### LISTING:
- - -

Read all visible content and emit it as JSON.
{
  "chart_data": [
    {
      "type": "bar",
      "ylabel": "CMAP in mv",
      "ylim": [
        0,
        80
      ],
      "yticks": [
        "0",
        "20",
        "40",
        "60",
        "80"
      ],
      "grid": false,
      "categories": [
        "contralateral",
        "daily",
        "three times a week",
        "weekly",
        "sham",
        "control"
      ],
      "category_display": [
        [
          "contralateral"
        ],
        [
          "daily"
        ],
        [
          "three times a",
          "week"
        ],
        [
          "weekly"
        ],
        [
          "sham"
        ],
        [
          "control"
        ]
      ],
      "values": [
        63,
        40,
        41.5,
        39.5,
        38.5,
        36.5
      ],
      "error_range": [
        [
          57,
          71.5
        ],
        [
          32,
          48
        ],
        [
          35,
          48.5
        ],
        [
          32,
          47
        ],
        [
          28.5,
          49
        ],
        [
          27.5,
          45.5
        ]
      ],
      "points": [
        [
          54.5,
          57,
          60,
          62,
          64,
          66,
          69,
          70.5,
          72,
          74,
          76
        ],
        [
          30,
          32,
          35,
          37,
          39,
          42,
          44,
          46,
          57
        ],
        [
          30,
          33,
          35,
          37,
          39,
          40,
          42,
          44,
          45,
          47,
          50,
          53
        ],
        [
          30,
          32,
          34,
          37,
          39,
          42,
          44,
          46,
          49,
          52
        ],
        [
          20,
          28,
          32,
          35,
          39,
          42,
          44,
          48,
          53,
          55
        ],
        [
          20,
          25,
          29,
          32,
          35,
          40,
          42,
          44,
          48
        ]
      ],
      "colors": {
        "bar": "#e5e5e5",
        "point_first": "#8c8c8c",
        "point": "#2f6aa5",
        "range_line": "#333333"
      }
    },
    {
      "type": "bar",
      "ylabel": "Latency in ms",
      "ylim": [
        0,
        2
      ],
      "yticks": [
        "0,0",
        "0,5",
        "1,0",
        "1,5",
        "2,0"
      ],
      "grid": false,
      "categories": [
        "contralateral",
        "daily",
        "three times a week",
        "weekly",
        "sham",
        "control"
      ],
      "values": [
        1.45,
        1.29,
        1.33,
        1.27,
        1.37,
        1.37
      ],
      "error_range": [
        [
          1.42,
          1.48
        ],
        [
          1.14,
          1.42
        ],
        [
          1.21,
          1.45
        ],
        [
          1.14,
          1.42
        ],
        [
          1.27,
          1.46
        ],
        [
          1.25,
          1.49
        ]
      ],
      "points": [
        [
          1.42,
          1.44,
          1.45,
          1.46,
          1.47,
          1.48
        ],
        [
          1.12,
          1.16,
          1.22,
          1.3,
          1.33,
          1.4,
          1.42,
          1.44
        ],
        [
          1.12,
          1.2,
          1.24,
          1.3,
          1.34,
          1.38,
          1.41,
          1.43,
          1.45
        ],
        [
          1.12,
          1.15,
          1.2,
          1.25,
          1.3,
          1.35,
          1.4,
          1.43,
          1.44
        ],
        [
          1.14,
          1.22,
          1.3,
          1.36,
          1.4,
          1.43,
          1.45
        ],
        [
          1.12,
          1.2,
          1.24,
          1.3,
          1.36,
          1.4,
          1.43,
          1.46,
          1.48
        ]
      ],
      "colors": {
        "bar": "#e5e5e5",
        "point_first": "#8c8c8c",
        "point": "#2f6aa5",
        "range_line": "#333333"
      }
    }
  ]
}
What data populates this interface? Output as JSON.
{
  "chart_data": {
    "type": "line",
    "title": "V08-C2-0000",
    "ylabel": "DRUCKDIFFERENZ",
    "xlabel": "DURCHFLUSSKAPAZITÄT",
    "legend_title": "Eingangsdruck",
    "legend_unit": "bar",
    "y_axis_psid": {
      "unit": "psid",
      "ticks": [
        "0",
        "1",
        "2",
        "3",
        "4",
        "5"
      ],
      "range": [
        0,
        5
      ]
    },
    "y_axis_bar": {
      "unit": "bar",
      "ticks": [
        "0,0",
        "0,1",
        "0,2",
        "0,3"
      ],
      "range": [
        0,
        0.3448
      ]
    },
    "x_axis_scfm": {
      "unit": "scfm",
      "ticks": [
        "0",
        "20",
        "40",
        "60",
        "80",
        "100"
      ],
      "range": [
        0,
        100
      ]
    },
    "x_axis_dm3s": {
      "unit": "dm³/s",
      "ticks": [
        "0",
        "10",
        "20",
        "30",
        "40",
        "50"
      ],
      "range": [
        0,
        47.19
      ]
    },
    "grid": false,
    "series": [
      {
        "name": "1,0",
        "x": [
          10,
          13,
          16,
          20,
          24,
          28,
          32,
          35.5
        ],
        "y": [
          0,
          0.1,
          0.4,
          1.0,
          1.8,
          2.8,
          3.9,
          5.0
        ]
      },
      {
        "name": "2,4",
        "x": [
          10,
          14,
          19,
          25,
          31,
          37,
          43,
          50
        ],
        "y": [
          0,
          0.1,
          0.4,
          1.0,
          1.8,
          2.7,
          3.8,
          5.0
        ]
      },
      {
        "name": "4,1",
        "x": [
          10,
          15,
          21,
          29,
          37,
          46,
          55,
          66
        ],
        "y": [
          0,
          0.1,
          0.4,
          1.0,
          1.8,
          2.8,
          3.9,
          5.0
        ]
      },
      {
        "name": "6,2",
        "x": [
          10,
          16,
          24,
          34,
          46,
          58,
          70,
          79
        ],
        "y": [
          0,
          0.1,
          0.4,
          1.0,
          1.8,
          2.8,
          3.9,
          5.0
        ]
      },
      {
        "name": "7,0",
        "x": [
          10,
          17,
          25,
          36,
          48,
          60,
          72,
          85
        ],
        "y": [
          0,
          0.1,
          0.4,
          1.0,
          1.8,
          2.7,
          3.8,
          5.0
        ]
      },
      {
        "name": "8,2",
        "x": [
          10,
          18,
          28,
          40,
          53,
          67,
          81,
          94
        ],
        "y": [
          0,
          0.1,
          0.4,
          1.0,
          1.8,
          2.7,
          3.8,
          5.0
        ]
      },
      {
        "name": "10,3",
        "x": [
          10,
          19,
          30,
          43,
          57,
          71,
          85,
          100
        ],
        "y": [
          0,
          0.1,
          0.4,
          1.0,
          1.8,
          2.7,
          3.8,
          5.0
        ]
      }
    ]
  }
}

- - -

Write every entry out again exactly.

### WRITTEN ANSWER:
Read all visible content and emit it as JSON.
{
  "chart_data": [
    {
      "type": "bar",
      "ylabel": "CMAP in mv",
      "ylim": [
        0,
        80
      ],
      "yticks": [
        "0",
        "20",
        "40",
        "60",
        "80"
      ],
      "grid": false,
      "categories": [
        "contralateral",
        "daily",
        "three times a week",
        "weekly",
        "sham",
        "control"
      ],
      "category_display": [
        [
          "contralateral"
        ],
        [
          "daily"
        ],
        [
          "three times a",
          "week"
        ],
        [
          "weekly"
        ],
        [
          "sham"
        ],
        [
          "control"
        ]
      ],
      "values": [
        63,
        40,
        41.5,
        39.5,
        38.5,
        36.5
      ],
      "error_range": [
        [
          57,
          71.5
        ],
        [
          32,
          48
        ],
        [
          35,
          48.5
        ],
        [
          32,
          47
        ],
        [
          28.5,
          49
        ],
        [
          27.5,
          45.5
        ]
      ],
      "points": [
        [
          54.5,
          57,
          60,
          62,
          64,
          66,
          69,
          70.5,
          72,
          74,
          76
        ],
        [
          30,
          32,
          35,
          37,
          39,
          42,
          44,
          46,
          57
        ],
        [
          30,
          33,
          35,
          37,
          39,
          40,
          42,
          44,
          45,
          47,
          50,
          53
        ],
        [
          30,
          32,
          34,
          37,
          39,
          42,
          44,
          46,
          49,
          52
        ],
        [
          20,
          28,
          32,
          35,
          39,
          42,
          44,
          48,
          53,
          55
        ],
        [
          20,
          25,
          29,
          32,
          35,
          40,
          42,
          44,
          48
        ]
      ],
      "colors": {
        "bar": "#e5e5e5",
        "point_first": "#8c8c8c",
        "point": "#2f6aa5",
        "range_line": "#333333"
      }
    },
    {
      "type": "bar",
      "ylabel": "Latency in ms",
      "ylim": [
        0,
        2
      ],
      "yticks": [
        "0,0",
        "0,5",
        "1,0",
        "1,5",
        "2,0"
      ],
      "grid": false,
      "categories": [
        "contralateral",
        "daily",
        "three times a week",
        "weekly",
        "sham",
        "control"
      ],
      "values": [
        1.45,
        1.29,
        1.33,
        1.27,
        1.37,
        1.37
      ],
      "error_range": [
        [
          1.42,
          1.48
        ],
        [
          1.14,
          1.42
        ],
        [
          1.21,
          1.45
        ],
        [
          1.14,
          1.42
        ],
        [
          1.27,
          1.46
        ],
        [
          1.25,
          1.49
        ]
      ],
      "points": [
        [
          1.42,
          1.44,
          1.45,
          1.46,
          1.47,
          1.48
        ],
        [
          1.12,
          1.16,
          1.22,
          1.3,
          1.33,
          1.4,
          1.42,
          1.44
        ],
        [
          1.12,
          1.2,
          1.24,
          1.3,
          1.34,
          1.38,
          1.41,
          1.43,
          1.45
        ],
        [
          1.12,
          1.15,
          1.2,
          1.25,
          1.3,
          1.35,
          1.4,
          1.43,
          1.44
        ],
        [
          1.14,
          1.22,
          1.3,
          1.36,
          1.4,
          1.43,
          1.45
        ],
        [
          1.12,
          1.2,
          1.24,
          1.3,
          1.36,
          1.4,
          1.43,
          1.46,
          1.48
        ]
      ],
      "colors": {
        "bar": "#e5e5e5",
        "point_first": "#8c8c8c",
        "point": "#2f6aa5",
        "range_line": "#333333"
      }
    }
  ]
}
What data populates this interface? Output as JSON.
{
  "chart_data": {
    "type": "line",
    "title": "V08-C2-0000",
    "ylabel": "DRUCKDIFFERENZ",
    "xlabel": "DURCHFLUSSKAPAZITÄT",
    "legend_title": "Eingangsdruck",
    "legend_unit": "bar",
    "y_axis_psid": {
      "unit": "psid",
      "ticks": [
        "0",
        "1",
        "2",
        "3",
        "4",
        "5"
      ],
      "range": [
        0,
        5
      ]
    },
    "y_axis_bar": {
      "unit": "bar",
      "ticks": [
        "0,0",
        "0,1",
        "0,2",
        "0,3"
      ],
      "range": [
        0,
        0.3448
      ]
    },
    "x_axis_scfm": {
      "unit": "scfm",
      "ticks": [
        "0",
        "20",
        "40",
        "60",
        "80",
        "100"
      ],
      "range": [
        0,
        100
      ]
    },
    "x_axis_dm3s": {
      "unit": "dm³/s",
      "ticks": [
        "0",
        "10",
        "20",
        "30",
        "40",
        "50"
      ],
      "range": [
        0,
        47.19
      ]
    },
    "grid": false,
    "series": [
      {
        "name": "1,0",
        "x": [
          10,
          13,
          16,
          20,
          24,
          28,
          32,
          35.5
        ],
        "y": [
          0,
          0.1,
          0.4,
          1.0,
          1.8,
          2.8,
          3.9,
          5.0
        ]
      },
      {
        "name": "2,4",
        "x": [
          10,
          14,
          19,
          25,
          31,
          37,
          43,
          50
        ],
        "y": [
          0,
          0.1,
          0.4,
          1.0,
          1.8,
          2.7,
          3.8,
          5.0
        ]
      },
      {
        "name": "4,1",
        "x": [
          10,
          15,
          21,
          29,
          37,
          46,
          55,
          66
        ],
        "y": [
          0,
          0.1,
          0.4,
          1.0,
          1.8,
          2.8,
          3.9,
          5.0
        ]
      },
      {
        "name": "6,2",
        "x": [
          10,
          16,
          24,
          34,
          46,
          58,
          70,
          79
        ],
        "y": [
          0,
          0.1,
          0.4,
          1.0,
          1.8,
          2.8,
          3.9,
          5.0
        ]
      },
      {
        "name": "7,0",
        "x": [
          10,
          17,
          25,
          36,
          48,
          60,
          72,
          85
        ],
        "y": [
          0,
          0.1,
          0.4,
          1.0,
          1.8,
          2.7,
          3.8,
          5.0
        ]
      },
      {
        "name": "8,2",
        "x": [
          10,
          18,
          28,
          40,
          53,
          67,
          81,
          94
        ],
        "y": [
          0,
          0.1,
          0.4,
          1.0,
          1.8,
          2.7,
          3.8,
          5.0
        ]
      },
      {
        "name": "10,3",
        "x": [
          10,
          19,
          30,
          43,
          57,
          71,
          85,
          100
        ],
        "y": [
          0,
          0.1,
          0.4,
          1.0,
          1.8,
          2.7,
          3.8,
          5.0
        ]
      }
    ]
  }
}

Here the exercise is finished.